--- START Given data ---
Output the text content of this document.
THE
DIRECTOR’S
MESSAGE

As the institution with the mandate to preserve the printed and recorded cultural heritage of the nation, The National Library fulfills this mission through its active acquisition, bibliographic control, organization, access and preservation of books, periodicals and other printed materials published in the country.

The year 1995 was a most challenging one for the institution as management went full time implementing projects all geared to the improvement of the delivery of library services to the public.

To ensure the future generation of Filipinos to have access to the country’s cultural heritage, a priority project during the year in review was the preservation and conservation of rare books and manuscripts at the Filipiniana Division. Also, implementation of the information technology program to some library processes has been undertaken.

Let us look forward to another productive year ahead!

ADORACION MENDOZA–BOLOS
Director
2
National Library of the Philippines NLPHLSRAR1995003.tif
--- END Given data ---
Exercise task. Could you reproduce every record above exactly as it appears?

Full solution.
Output the text content of this document.
THE
DIRECTOR’S
MESSAGE

As the institution with the mandate to preserve the printed and recorded cultural heritage of the nation, The National Library fulfills this mission through its active acquisition, bibliographic control, organization, access and preservation of books, periodicals and other printed materials published in the country.

The year 1995 was a most challenging one for the institution as management went full time implementing projects all geared to the improvement of the delivery of library services to the public.

To ensure the future generation of Filipinos to have access to the country’s cultural heritage, a priority project during the year in review was the preservation and conservation of rare books and manuscripts at the Filipiniana Division. Also, implementation of the information technology program to some library processes has been undertaken.

Let us look forward to another productive year ahead!

ADORACION MENDOZA–BOLOS
Director
2
National Library of the Philippines NLPHLSRAR1995003.tif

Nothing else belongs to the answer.